▶ **Work instructions**: Copy each of the following entries line for line, keeping every character unchanged.

▶ **Information supplied**:
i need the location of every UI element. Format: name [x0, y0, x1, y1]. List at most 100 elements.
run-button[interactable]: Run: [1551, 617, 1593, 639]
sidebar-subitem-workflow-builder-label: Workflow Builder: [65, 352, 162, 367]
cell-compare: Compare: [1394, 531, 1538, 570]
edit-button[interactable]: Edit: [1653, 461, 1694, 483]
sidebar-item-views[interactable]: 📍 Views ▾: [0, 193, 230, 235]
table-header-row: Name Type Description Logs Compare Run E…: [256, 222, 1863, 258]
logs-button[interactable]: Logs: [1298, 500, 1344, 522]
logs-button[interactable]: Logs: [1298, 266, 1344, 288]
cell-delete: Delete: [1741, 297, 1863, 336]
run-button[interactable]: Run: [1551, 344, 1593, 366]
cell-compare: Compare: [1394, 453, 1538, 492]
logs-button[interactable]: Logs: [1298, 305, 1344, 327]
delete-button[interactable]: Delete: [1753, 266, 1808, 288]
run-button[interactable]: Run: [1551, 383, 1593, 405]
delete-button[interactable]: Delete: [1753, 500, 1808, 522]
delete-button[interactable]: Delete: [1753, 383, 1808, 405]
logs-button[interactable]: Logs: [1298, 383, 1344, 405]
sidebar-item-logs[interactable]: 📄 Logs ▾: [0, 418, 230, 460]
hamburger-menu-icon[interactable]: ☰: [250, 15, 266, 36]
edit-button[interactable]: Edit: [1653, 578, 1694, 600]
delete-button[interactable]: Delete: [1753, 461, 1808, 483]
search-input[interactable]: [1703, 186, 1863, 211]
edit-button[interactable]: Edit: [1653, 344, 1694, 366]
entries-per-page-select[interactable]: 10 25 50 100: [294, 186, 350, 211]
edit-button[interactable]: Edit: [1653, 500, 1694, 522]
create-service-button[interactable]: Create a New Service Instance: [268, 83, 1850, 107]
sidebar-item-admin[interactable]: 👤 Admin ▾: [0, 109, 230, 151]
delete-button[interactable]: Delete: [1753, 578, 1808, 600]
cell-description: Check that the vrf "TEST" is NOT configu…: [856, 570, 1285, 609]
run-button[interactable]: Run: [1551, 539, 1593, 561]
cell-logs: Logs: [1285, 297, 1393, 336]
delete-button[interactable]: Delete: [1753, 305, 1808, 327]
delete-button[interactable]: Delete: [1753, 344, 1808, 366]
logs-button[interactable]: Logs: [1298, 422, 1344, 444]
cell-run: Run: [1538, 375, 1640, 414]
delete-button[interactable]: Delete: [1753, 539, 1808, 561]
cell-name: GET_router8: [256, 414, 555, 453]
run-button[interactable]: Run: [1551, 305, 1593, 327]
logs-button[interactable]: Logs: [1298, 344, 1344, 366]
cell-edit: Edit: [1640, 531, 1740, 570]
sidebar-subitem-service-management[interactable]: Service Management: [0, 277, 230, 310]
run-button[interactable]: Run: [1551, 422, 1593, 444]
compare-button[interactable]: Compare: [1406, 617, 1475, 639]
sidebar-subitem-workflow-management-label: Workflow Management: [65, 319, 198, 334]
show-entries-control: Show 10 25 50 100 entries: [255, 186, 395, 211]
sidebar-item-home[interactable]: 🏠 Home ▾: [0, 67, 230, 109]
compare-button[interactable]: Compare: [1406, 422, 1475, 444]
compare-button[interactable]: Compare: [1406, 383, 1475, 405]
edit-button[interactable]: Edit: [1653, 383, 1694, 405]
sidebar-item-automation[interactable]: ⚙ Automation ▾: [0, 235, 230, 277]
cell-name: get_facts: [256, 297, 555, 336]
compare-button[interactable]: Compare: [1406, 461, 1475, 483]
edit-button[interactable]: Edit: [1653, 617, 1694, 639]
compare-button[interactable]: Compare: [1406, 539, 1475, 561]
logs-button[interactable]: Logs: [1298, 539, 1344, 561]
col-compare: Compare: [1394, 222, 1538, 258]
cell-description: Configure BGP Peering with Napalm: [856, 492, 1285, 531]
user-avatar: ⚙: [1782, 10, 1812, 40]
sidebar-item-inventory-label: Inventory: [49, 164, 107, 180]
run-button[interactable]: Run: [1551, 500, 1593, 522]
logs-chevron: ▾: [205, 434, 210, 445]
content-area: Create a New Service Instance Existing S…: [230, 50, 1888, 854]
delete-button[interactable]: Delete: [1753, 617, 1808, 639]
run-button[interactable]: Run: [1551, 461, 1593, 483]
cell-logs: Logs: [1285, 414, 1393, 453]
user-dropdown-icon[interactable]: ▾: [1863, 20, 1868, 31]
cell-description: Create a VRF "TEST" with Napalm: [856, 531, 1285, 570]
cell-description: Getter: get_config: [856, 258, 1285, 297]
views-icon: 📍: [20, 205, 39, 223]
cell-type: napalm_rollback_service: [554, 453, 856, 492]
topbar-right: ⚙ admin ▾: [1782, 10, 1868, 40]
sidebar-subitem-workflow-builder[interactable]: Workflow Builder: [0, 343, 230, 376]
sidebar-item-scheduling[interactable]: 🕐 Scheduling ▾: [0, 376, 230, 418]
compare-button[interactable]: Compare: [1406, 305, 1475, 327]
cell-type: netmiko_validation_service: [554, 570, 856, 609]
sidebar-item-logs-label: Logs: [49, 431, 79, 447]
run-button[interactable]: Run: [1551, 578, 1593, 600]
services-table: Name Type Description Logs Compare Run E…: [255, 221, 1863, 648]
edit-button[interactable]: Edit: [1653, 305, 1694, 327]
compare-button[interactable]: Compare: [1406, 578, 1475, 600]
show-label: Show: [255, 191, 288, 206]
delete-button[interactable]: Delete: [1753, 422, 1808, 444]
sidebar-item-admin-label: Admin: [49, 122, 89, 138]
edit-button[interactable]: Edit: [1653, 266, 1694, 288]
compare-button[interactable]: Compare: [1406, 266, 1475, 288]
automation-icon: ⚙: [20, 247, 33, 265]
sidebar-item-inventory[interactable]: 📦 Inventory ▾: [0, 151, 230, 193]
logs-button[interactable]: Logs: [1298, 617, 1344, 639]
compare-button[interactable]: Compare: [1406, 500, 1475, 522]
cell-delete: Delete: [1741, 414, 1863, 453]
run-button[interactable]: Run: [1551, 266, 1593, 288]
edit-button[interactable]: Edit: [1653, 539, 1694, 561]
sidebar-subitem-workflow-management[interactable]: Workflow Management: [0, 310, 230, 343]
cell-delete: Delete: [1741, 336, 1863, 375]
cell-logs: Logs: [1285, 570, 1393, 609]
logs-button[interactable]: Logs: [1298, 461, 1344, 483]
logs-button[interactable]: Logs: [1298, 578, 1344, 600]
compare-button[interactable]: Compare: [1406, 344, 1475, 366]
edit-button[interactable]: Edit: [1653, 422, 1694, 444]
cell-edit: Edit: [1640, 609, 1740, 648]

▶ **Solution for this task**:
i need the location of every UI element. Format: name [x0, y0, x1, y1]. List at most 100 elements.
run-button[interactable]: Run: [1551, 617, 1593, 639]
sidebar-subitem-workflow-builder-label: Workflow Builder: [65, 352, 162, 367]
cell-compare: Compare: [1394, 531, 1538, 570]
edit-button[interactable]: Edit: [1653, 461, 1694, 483]
sidebar-item-views[interactable]: 📍 Views ▾: [0, 193, 230, 235]
table-header-row: Name Type Description Logs Compare Run E…: [256, 222, 1863, 258]
logs-button[interactable]: Logs: [1298, 500, 1344, 522]
logs-button[interactable]: Logs: [1298, 266, 1344, 288]
cell-delete: Delete: [1741, 297, 1863, 336]
run-button[interactable]: Run: [1551, 344, 1593, 366]
cell-compare: Compare: [1394, 453, 1538, 492]
logs-button[interactable]: Logs: [1298, 305, 1344, 327]
delete-button[interactable]: Delete: [1753, 266, 1808, 288]
run-button[interactable]: Run: [1551, 383, 1593, 405]
delete-button[interactable]: Delete: [1753, 500, 1808, 522]
delete-button[interactable]: Delete: [1753, 383, 1808, 405]
logs-button[interactable]: Logs: [1298, 383, 1344, 405]
sidebar-item-logs[interactable]: 📄 Logs ▾: [0, 418, 230, 460]
hamburger-menu-icon[interactable]: ☰: [250, 15, 266, 36]
edit-button[interactable]: Edit: [1653, 578, 1694, 600]
delete-button[interactable]: Delete: [1753, 461, 1808, 483]
search-input[interactable]: [1703, 186, 1863, 211]
edit-button[interactable]: Edit: [1653, 344, 1694, 366]
entries-per-page-select[interactable]: 10 25 50 100: [294, 186, 350, 211]
edit-button[interactable]: Edit: [1653, 500, 1694, 522]
create-service-button[interactable]: Create a New Service Instance: [268, 83, 1850, 107]
sidebar-item-admin[interactable]: 👤 Admin ▾: [0, 109, 230, 151]
delete-button[interactable]: Delete: [1753, 578, 1808, 600]
cell-description: Check that the vrf "TEST" is NOT configu…: [856, 570, 1285, 609]
run-button[interactable]: Run: [1551, 539, 1593, 561]
cell-logs: Logs: [1285, 297, 1393, 336]
delete-button[interactable]: Delete: [1753, 305, 1808, 327]
delete-button[interactable]: Delete: [1753, 344, 1808, 366]
logs-button[interactable]: Logs: [1298, 422, 1344, 444]
cell-run: Run: [1538, 375, 1640, 414]
delete-button[interactable]: Delete: [1753, 539, 1808, 561]
cell-name: GET_router8: [256, 414, 555, 453]
run-button[interactable]: Run: [1551, 305, 1593, 327]
logs-button[interactable]: Logs: [1298, 344, 1344, 366]
cell-edit: Edit: [1640, 531, 1740, 570]
sidebar-subitem-service-management[interactable]: Service Management: [0, 277, 230, 310]
run-button[interactable]: Run: [1551, 422, 1593, 444]
compare-button[interactable]: Compare: [1406, 617, 1475, 639]
sidebar-subitem-workflow-management-label: Workflow Management: [65, 319, 198, 334]
show-entries-control: Show 10 25 50 100 entries: [255, 186, 395, 211]
sidebar-item-home[interactable]: 🏠 Home ▾: [0, 67, 230, 109]
compare-button[interactable]: Compare: [1406, 422, 1475, 444]
compare-button[interactable]: Compare: [1406, 383, 1475, 405]
edit-button[interactable]: Edit: [1653, 383, 1694, 405]
sidebar-item-automation[interactable]: ⚙ Automation ▾: [0, 235, 230, 277]
cell-name: get_facts: [256, 297, 555, 336]
compare-button[interactable]: Compare: [1406, 461, 1475, 483]
edit-button[interactable]: Edit: [1653, 617, 1694, 639]
compare-button[interactable]: Compare: [1406, 539, 1475, 561]
logs-button[interactable]: Logs: [1298, 539, 1344, 561]
col-compare: Compare: [1394, 222, 1538, 258]
cell-description: Configure BGP Peering with Napalm: [856, 492, 1285, 531]
user-avatar: ⚙: [1782, 10, 1812, 40]
sidebar-item-inventory-label: Inventory: [49, 164, 107, 180]
run-button[interactable]: Run: [1551, 500, 1593, 522]
logs-chevron: ▾: [205, 434, 210, 445]
content-area: Create a New Service Instance Existing S…: [230, 50, 1888, 854]
delete-button[interactable]: Delete: [1753, 617, 1808, 639]
run-button[interactable]: Run: [1551, 461, 1593, 483]
cell-logs: Logs: [1285, 414, 1393, 453]
user-dropdown-icon[interactable]: ▾: [1863, 20, 1868, 31]
cell-description: Create a VRF "TEST" with Napalm: [856, 531, 1285, 570]
cell-description: Getter: get_config: [856, 258, 1285, 297]
views-icon: 📍: [20, 205, 39, 223]
cell-type: napalm_rollback_service: [554, 453, 856, 492]
topbar-right: ⚙ admin ▾: [1782, 10, 1868, 40]
sidebar-subitem-workflow-builder[interactable]: Workflow Builder: [0, 343, 230, 376]
sidebar-item-scheduling[interactable]: 🕐 Scheduling ▾: [0, 376, 230, 418]
compare-button[interactable]: Compare: [1406, 305, 1475, 327]
cell-type: netmiko_validation_service: [554, 570, 856, 609]
sidebar-item-logs-label: Logs: [49, 431, 79, 447]
run-button[interactable]: Run: [1551, 578, 1593, 600]
services-table: Name Type Description Logs Compare Run E…: [255, 221, 1863, 648]
edit-button[interactable]: Edit: [1653, 305, 1694, 327]
compare-button[interactable]: Compare: [1406, 578, 1475, 600]
show-label: Show: [255, 191, 288, 206]
delete-button[interactable]: Delete: [1753, 422, 1808, 444]
sidebar-item-admin-label: Admin: [49, 122, 89, 138]
edit-button[interactable]: Edit: [1653, 266, 1694, 288]
compare-button[interactable]: Compare: [1406, 266, 1475, 288]
automation-icon: ⚙: [20, 247, 33, 265]
sidebar-item-inventory[interactable]: 📦 Inventory ▾: [0, 151, 230, 193]
logs-button[interactable]: Logs: [1298, 617, 1344, 639]
compare-button[interactable]: Compare: [1406, 500, 1475, 522]
cell-delete: Delete: [1741, 414, 1863, 453]
run-button[interactable]: Run: [1551, 266, 1593, 288]
edit-button[interactable]: Edit: [1653, 539, 1694, 561]
sidebar-subitem-workflow-management[interactable]: Workflow Management: [0, 310, 230, 343]
cell-delete: Delete: [1741, 336, 1863, 375]
cell-logs: Logs: [1285, 570, 1393, 609]
logs-button[interactable]: Logs: [1298, 461, 1344, 483]
logs-button[interactable]: Logs: [1298, 578, 1344, 600]
compare-button[interactable]: Compare: [1406, 344, 1475, 366]
edit-button[interactable]: Edit: [1653, 422, 1694, 444]
cell-edit: Edit: [1640, 609, 1740, 648]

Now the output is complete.